— Given instruction 1 —
In the labeled box entries, retype the lines starting at the one containing "column-header-report-feedback[interactable]: Report Feedback" and ending at the one containing "view-report-button[interactable] [1132,126,1174,162]", keeping both of those lines.

— Passage given —
** START **

Towards a Framework for Human-AI Interaction Patterns in Co-Creative GAN Applications

🔬 Research Summary by Imke Grabe, a PhD student at the IT University of Copenhagen, Denmark, where she researches co-creative applications of generative AI.

[Original paper by Imke Grabe, Miguel González-Duque, Sebastian Risi, and Jichen Zhu]

Overview: While Generative Adversarial Networks (GANs) have become a popular tool for designing artifacts in various creative tasks, a theoretical foundation for understanding human-GAN co-creation is yet to be developed. We propose a preliminary framework to analyze co-creative GAN applications and identify four primary interaction patterns between humans and AI. The framework enables us to discuss the affordances and limitations of the different interactions in the co-creation with GANs and other generative models.

Introduction

Deep generative models have become potential co-designers to humans in creative tasks in various disciplines such as architecture, fashion, computer games, and art. While technological advancements underlying GANs progress rapidly, how to develop GANs that can be used effectively in co-creation by human designers is still an open problem. This paper aims to answer the question: How do co-creative GAN applications support co-creativity? To do so, we adapt an existing framework previously applied to analyze a broad range of co-creative interfaces and further developed it to describe generative models. We suggest a preliminary framework for an in-depth analysis of co-creative GAN applications. We show that the proposed taxonomy lets us analyze emerging patterns in the interaction with GANs. We limit our study to GANs because most examples in the field of generative design use them, but we believe that our framework applies to other deep generative models.

** END **

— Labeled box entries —
** START **

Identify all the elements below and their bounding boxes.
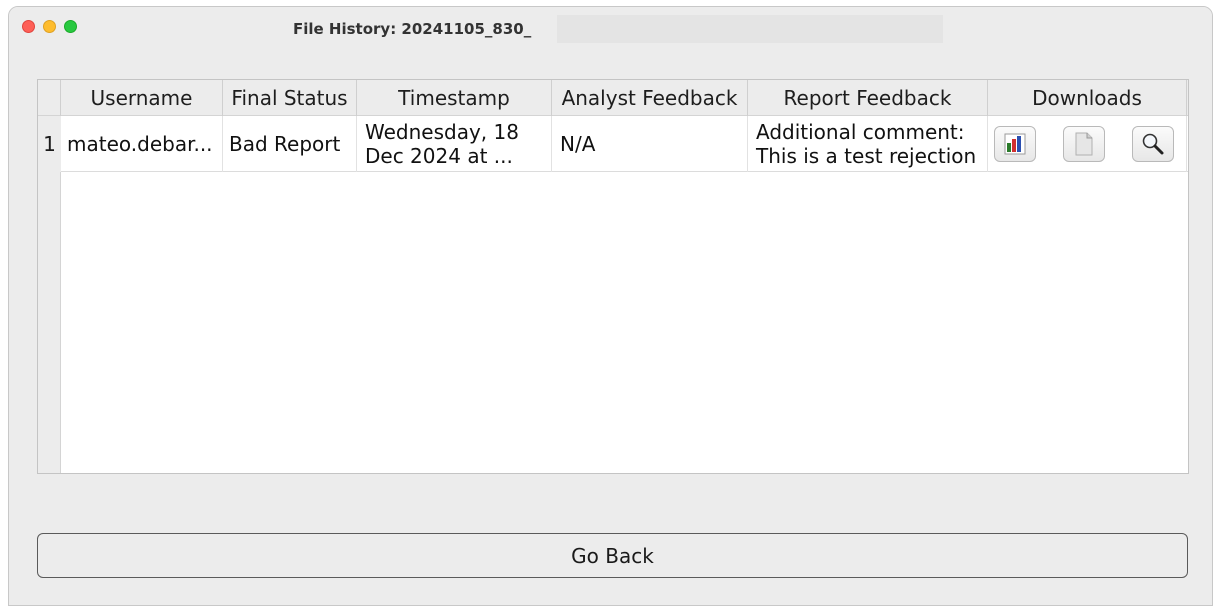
column-header-report-feedback[interactable]: Report Feedback [748,80,988,116]
close-window-button[interactable] [22,20,35,33]
history-table[interactable]: Username Final Status Timestamp Analyst … [37,79,1189,474]
column-header-downloads[interactable]: Downloads [988,80,1187,116]
title-bar: File History: 20241105_830_ [9,7,1212,45]
zoom-window-button[interactable] [64,20,77,33]
file-history-window: File History: 20241105_830_ Username Fin… [8,6,1213,606]
magnifier-icon [1142,133,1164,155]
document-icon [1075,132,1093,156]
table-header: Username Final Status Timestamp Analyst … [38,80,1188,116]
go-back-button[interactable]: Go Back [37,533,1188,578]
cell-timestamp[interactable]: Wednesday, 18 Dec 2024 at ... [357,116,552,172]
download-document-button[interactable] [1063,126,1105,162]
minimize-window-button[interactable] [43,20,56,33]
column-header-final-status[interactable]: Final Status [223,80,357,116]
cell-analyst-feedback[interactable]: N/A [552,116,748,172]
cell-downloads [988,116,1187,172]
column-header-analyst-feedback[interactable]: Analyst Feedback [552,80,748,116]
view-report-button[interactable] [1132,126,1174,162]
row-number[interactable]: 1 [38,116,61,172]
table-row[interactable]: 1 mateo.debar... Bad Report Wednesday, 1… [38,116,1188,172]
column-header-timestamp[interactable]: Timestamp [357,80,552,116]
title-redaction [557,15,943,43]
corner-cell[interactable] [38,80,61,116]
window-title: File History: 20241105_830_ [293,20,532,38]
download-chart-button[interactable] [994,126,1036,162]
cell-report-feedback[interactable]: Additional comment: This is a test rejec… [748,116,988,172]
cell-username[interactable]: mateo.debar... [61,116,223,172]
bar-chart-icon [1004,133,1026,155]
column-header-username[interactable]: Username [61,80,223,116]
cell-final-status[interactable]: Bad Report [223,116,357,172]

** END **

— Given instruction 2 —
From the research summary on human-AI interaction patterns with GANs, echo the passage starting at "Towards a Framework" and ending at "other generative models.".

— Full output 1 —
column-header-report-feedback[interactable]: Report Feedback [748,80,988,116]
close-window-button[interactable] [22,20,35,33]
history-table[interactable]: Username Final Status Timestamp Analyst … [37,79,1189,474]
column-header-downloads[interactable]: Downloads [988,80,1187,116]
title-bar: File History: 20241105_830_ [9,7,1212,45]
zoom-window-button[interactable] [64,20,77,33]
file-history-window: File History: 20241105_830_ Username Fin… [8,6,1213,606]
magnifier-icon [1142,133,1164,155]
document-icon [1075,132,1093,156]
table-header: Username Final Status Timestamp Analyst … [38,80,1188,116]
go-back-button[interactable]: Go Back [37,533,1188,578]
cell-timestamp[interactable]: Wednesday, 18 Dec 2024 at ... [357,116,552,172]
download-document-button[interactable] [1063,126,1105,162]
minimize-window-button[interactable] [43,20,56,33]
column-header-final-status[interactable]: Final Status [223,80,357,116]
cell-analyst-feedback[interactable]: N/A [552,116,748,172]
cell-downloads [988,116,1187,172]
column-header-analyst-feedback[interactable]: Analyst Feedback [552,80,748,116]
view-report-button[interactable] [1132,126,1174,162]

— Full output 2 —
Towards a Framework for Human-AI Interaction Patterns in Co-Creative GAN Applications

🔬 Research Summary by Imke Grabe, a PhD student at the IT University of Copenhagen, Denmark, where she researches co-creative applications of generative AI.

[Original paper by Imke Grabe, Miguel González-Duque, Sebastian Risi, and Jichen Zhu]

Overview: While Generative Adversarial Networks (GANs) have become a popular tool for designing artifacts in various creative tasks, a theoretical foundation for understanding human-GAN co-creation is yet to be developed. We propose a preliminary framework to analyze co-creative GAN applications and identify four primary interaction patterns between humans and AI. The framework enables us to discuss the affordances and limitations of the different interactions in the co-creation with GANs and other generative models.